> **DIRECTIONS**
Reproduce this listing in full.

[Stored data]
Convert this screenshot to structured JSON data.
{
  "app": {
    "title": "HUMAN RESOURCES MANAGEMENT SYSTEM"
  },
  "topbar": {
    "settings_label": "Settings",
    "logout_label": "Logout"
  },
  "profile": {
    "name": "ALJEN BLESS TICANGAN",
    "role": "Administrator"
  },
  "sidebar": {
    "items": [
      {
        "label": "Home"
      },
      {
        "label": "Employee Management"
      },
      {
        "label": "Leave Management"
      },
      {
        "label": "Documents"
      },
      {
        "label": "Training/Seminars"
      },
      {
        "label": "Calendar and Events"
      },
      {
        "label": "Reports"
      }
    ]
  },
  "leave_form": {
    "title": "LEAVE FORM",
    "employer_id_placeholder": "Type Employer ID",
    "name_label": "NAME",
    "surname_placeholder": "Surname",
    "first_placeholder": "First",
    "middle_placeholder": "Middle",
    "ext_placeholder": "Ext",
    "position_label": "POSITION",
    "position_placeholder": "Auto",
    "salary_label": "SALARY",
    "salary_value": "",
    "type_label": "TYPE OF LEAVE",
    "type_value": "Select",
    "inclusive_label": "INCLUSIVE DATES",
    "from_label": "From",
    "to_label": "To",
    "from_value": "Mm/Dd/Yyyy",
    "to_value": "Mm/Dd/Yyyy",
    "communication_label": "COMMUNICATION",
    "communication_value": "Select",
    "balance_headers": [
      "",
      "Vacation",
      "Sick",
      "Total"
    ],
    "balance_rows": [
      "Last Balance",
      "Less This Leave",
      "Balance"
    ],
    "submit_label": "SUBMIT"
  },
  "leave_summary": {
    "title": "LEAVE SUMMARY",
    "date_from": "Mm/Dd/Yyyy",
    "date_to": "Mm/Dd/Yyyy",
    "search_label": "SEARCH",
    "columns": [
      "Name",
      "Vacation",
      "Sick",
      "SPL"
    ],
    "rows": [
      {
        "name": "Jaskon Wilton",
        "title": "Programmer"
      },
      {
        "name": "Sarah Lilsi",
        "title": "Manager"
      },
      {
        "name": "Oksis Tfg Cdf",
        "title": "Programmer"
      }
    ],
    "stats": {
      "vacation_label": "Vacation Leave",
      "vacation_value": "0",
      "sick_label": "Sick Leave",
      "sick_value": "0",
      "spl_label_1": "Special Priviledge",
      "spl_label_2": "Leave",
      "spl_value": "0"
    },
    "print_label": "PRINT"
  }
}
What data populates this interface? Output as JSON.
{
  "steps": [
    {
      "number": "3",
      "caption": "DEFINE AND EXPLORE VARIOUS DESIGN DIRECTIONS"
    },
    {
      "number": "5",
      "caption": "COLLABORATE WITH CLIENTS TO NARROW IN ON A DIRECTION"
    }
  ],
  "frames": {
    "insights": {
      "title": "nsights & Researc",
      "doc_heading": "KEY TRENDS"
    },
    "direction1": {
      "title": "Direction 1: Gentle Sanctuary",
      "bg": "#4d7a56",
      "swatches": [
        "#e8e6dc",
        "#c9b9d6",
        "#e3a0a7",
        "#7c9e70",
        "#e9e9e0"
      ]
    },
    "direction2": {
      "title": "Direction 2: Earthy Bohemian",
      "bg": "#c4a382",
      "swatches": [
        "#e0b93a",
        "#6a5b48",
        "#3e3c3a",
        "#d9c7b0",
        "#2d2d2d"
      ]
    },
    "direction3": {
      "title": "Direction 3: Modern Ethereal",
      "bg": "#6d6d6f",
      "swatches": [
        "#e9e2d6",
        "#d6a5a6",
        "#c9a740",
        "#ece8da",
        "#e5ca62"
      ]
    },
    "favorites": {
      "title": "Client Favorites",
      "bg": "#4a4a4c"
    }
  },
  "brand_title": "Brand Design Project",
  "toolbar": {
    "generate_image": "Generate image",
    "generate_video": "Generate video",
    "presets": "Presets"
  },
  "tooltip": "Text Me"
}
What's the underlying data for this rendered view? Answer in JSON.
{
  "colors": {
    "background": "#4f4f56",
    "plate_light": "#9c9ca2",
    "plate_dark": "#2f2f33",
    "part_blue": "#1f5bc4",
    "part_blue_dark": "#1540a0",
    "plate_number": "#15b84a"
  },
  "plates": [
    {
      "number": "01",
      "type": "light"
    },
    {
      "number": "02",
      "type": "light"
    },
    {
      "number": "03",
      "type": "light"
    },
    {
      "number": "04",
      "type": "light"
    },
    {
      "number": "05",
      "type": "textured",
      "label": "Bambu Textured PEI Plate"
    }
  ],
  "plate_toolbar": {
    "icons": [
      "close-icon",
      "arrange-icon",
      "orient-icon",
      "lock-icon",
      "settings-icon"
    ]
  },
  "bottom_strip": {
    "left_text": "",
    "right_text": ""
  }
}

> **FINISHED ANSWER**
Convert this screenshot to structured JSON data.
{
  "app": {
    "title": "HUMAN RESOURCES MANAGEMENT SYSTEM"
  },
  "topbar": {
    "settings_label": "Settings",
    "logout_label": "Logout"
  },
  "profile": {
    "name": "ALJEN BLESS TICANGAN",
    "role": "Administrator"
  },
  "sidebar": {
    "items": [
      {
        "label": "Home"
      },
      {
        "label": "Employee Management"
      },
      {
        "label": "Leave Management"
      },
      {
        "label": "Documents"
      },
      {
        "label": "Training/Seminars"
      },
      {
        "label": "Calendar and Events"
      },
      {
        "label": "Reports"
      }
    ]
  },
  "leave_form": {
    "title": "LEAVE FORM",
    "employer_id_placeholder": "Type Employer ID",
    "name_label": "NAME",
    "surname_placeholder": "Surname",
    "first_placeholder": "First",
    "middle_placeholder": "Middle",
    "ext_placeholder": "Ext",
    "position_label": "POSITION",
    "position_placeholder": "Auto",
    "salary_label": "SALARY",
    "salary_value": "",
    "type_label": "TYPE OF LEAVE",
    "type_value": "Select",
    "inclusive_label": "INCLUSIVE DATES",
    "from_label": "From",
    "to_label": "To",
    "from_value": "Mm/Dd/Yyyy",
    "to_value": "Mm/Dd/Yyyy",
    "communication_label": "COMMUNICATION",
    "communication_value": "Select",
    "balance_headers": [
      "",
      "Vacation",
      "Sick",
      "Total"
    ],
    "balance_rows": [
      "Last Balance",
      "Less This Leave",
      "Balance"
    ],
    "submit_label": "SUBMIT"
  },
  "leave_summary": {
    "title": "LEAVE SUMMARY",
    "date_from": "Mm/Dd/Yyyy",
    "date_to": "Mm/Dd/Yyyy",
    "search_label": "SEARCH",
    "columns": [
      "Name",
      "Vacation",
      "Sick",
      "SPL"
    ],
    "rows": [
      {
        "name": "Jaskon Wilton",
        "title": "Programmer"
      },
      {
        "name": "Sarah Lilsi",
        "title": "Manager"
      },
      {
        "name": "Oksis Tfg Cdf",
        "title": "Programmer"
      }
    ],
    "stats": {
      "vacation_label": "Vacation Leave",
      "vacation_value": "0",
      "sick_label": "Sick Leave",
      "sick_value": "0",
      "spl_label_1": "Special Priviledge",
      "spl_label_2": "Leave",
      "spl_value": "0"
    },
    "print_label": "PRINT"
  }
}
What data populates this interface? Output as JSON.
{
  "steps": [
    {
      "number": "3",
      "caption": "DEFINE AND EXPLORE VARIOUS DESIGN DIRECTIONS"
    },
    {
      "number": "5",
      "caption": "COLLABORATE WITH CLIENTS TO NARROW IN ON A DIRECTION"
    }
  ],
  "frames": {
    "insights": {
      "title": "nsights & Researc",
      "doc_heading": "KEY TRENDS"
    },
    "direction1": {
      "title": "Direction 1: Gentle Sanctuary",
      "bg": "#4d7a56",
      "swatches": [
        "#e8e6dc",
        "#c9b9d6",
        "#e3a0a7",
        "#7c9e70",
        "#e9e9e0"
      ]
    },
    "direction2": {
      "title": "Direction 2: Earthy Bohemian",
      "bg": "#c4a382",
      "swatches": [
        "#e0b93a",
        "#6a5b48",
        "#3e3c3a",
        "#d9c7b0",
        "#2d2d2d"
      ]
    },
    "direction3": {
      "title": "Direction 3: Modern Ethereal",
      "bg": "#6d6d6f",
      "swatches": [
        "#e9e2d6",
        "#d6a5a6",
        "#c9a740",
        "#ece8da",
        "#e5ca62"
      ]
    },
    "favorites": {
      "title": "Client Favorites",
      "bg": "#4a4a4c"
    }
  },
  "brand_title": "Brand Design Project",
  "toolbar": {
    "generate_image": "Generate image",
    "generate_video": "Generate video",
    "presets": "Presets"
  },
  "tooltip": "Text Me"
}
What's the underlying data for this rendered view? Answer in JSON.
{
  "colors": {
    "background": "#4f4f56",
    "plate_light": "#9c9ca2",
    "plate_dark": "#2f2f33",
    "part_blue": "#1f5bc4",
    "part_blue_dark": "#1540a0",
    "plate_number": "#15b84a"
  },
  "plates": [
    {
      "number": "01",
      "type": "light"
    },
    {
      "number": "02",
      "type": "light"
    },
    {
      "number": "03",
      "type": "light"
    },
    {
      "number": "04",
      "type": "light"
    },
    {
      "number": "05",
      "type": "textured",
      "label": "Bambu Textured PEI Plate"
    }
  ],
  "plate_toolbar": {
    "icons": [
      "close-icon",
      "arrange-icon",
      "orient-icon",
      "lock-icon",
      "settings-icon"
    ]
  },
  "bottom_strip": {
    "left_text": "",
    "right_text": ""
  }
}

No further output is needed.